— Start Material supplied —

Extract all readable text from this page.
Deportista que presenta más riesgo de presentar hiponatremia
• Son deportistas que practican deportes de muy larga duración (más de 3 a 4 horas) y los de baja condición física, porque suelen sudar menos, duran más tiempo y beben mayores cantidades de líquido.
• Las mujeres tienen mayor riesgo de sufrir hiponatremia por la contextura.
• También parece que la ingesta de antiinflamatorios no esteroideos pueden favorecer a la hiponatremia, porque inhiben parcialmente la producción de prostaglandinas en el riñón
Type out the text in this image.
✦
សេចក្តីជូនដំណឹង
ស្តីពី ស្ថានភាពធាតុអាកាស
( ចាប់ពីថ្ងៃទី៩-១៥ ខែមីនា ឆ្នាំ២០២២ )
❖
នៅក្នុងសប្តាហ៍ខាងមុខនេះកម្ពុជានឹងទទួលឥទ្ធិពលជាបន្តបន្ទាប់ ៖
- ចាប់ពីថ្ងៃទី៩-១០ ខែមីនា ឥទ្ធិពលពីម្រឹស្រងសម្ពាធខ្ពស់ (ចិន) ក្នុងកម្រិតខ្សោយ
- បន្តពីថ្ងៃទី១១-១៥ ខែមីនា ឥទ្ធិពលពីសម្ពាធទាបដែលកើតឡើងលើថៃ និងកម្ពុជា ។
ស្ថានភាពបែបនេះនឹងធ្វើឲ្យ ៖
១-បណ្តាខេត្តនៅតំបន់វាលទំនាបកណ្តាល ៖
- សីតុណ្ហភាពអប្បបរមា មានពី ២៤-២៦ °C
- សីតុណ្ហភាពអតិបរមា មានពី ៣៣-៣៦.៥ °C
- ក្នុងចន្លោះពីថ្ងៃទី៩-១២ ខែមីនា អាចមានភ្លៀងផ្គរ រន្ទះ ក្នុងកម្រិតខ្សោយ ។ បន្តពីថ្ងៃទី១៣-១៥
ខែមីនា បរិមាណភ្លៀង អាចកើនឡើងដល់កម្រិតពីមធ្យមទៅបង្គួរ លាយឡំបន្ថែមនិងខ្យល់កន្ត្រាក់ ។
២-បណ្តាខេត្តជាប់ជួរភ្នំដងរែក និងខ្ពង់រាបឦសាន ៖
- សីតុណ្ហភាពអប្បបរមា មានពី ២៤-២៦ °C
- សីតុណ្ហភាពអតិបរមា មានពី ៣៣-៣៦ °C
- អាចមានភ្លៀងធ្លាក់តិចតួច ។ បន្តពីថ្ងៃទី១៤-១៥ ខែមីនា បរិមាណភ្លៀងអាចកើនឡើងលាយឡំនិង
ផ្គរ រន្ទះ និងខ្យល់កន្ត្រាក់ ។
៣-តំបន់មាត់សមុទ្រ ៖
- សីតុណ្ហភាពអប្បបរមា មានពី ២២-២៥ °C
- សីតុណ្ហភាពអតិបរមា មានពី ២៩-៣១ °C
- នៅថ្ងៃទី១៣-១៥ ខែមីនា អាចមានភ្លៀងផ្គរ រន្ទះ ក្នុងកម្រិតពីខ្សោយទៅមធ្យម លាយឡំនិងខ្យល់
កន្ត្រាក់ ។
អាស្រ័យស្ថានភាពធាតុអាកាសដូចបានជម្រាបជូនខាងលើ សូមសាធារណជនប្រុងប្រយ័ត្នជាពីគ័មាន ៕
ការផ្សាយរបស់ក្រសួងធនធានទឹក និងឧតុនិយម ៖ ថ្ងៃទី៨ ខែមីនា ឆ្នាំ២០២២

— End Material supplied —

--- Required task ---
Show the data once more, exactly as it was written.

--- Finished exercise ---
Extract all readable text from this page.
Deportista que presenta más riesgo de presentar hiponatremia
• Son deportistas que practican deportes de muy larga duración (más de 3 a 4 horas) y los de baja condición física, porque suelen sudar menos, duran más tiempo y beben mayores cantidades de líquido.
• Las mujeres tienen mayor riesgo de sufrir hiponatremia por la contextura.
• También parece que la ingesta de antiinflamatorios no esteroideos pueden favorecer a la hiponatremia, porque inhiben parcialmente la producción de prostaglandinas en el riñón
Type out the text in this image.
✦
សេចក្តីជូនដំណឹង
ស្តីពី ស្ថានភាពធាតុអាកាស
( ចាប់ពីថ្ងៃទី៩-១៥ ខែមីនា ឆ្នាំ២០២២ )
❖
នៅក្នុងសប្តាហ៍ខាងមុខនេះកម្ពុជានឹងទទួលឥទ្ធិពលជាបន្តបន្ទាប់ ៖
- ចាប់ពីថ្ងៃទី៩-១០ ខែមីនា ឥទ្ធិពលពីម្រឹស្រងសម្ពាធខ្ពស់ (ចិន) ក្នុងកម្រិតខ្សោយ
- បន្តពីថ្ងៃទី១១-១៥ ខែមីនា ឥទ្ធិពលពីសម្ពាធទាបដែលកើតឡើងលើថៃ និងកម្ពុជា ។
ស្ថានភាពបែបនេះនឹងធ្វើឲ្យ ៖
១-បណ្តាខេត្តនៅតំបន់វាលទំនាបកណ្តាល ៖
- សីតុណ្ហភាពអប្បបរមា មានពី ២៤-២៦ °C
- សីតុណ្ហភាពអតិបរមា មានពី ៣៣-៣៦.៥ °C
- ក្នុងចន្លោះពីថ្ងៃទី៩-១២ ខែមីនា អាចមានភ្លៀងផ្គរ រន្ទះ ក្នុងកម្រិតខ្សោយ ។ បន្តពីថ្ងៃទី១៣-១៥
ខែមីនា បរិមាណភ្លៀង អាចកើនឡើងដល់កម្រិតពីមធ្យមទៅបង្គួរ លាយឡំបន្ថែមនិងខ្យល់កន្ត្រាក់ ។
២-បណ្តាខេត្តជាប់ជួរភ្នំដងរែក និងខ្ពង់រាបឦសាន ៖
- សីតុណ្ហភាពអប្បបរមា មានពី ២៤-២៦ °C
- សីតុណ្ហភាពអតិបរមា មានពី ៣៣-៣៦ °C
- អាចមានភ្លៀងធ្លាក់តិចតួច ។ បន្តពីថ្ងៃទី១៤-១៥ ខែមីនា បរិមាណភ្លៀងអាចកើនឡើងលាយឡំនិង
ផ្គរ រន្ទះ និងខ្យល់កន្ត្រាក់ ។
៣-តំបន់មាត់សមុទ្រ ៖
- សីតុណ្ហភាពអប្បបរមា មានពី ២២-២៥ °C
- សីតុណ្ហភាពអតិបរមា មានពី ២៩-៣១ °C
- នៅថ្ងៃទី១៣-១៥ ខែមីនា អាចមានភ្លៀងផ្គរ រន្ទះ ក្នុងកម្រិតពីខ្សោយទៅមធ្យម លាយឡំនិងខ្យល់
កន្ត្រាក់ ។
អាស្រ័យស្ថានភាពធាតុអាកាសដូចបានជម្រាបជូនខាងលើ សូមសាធារណជនប្រុងប្រយ័ត្នជាពីគ័មាន ៕
ការផ្សាយរបស់ក្រសួងធនធានទឹក និងឧតុនិយម ៖ ថ្ងៃទី៨ ខែមីនា ឆ្នាំ២០២២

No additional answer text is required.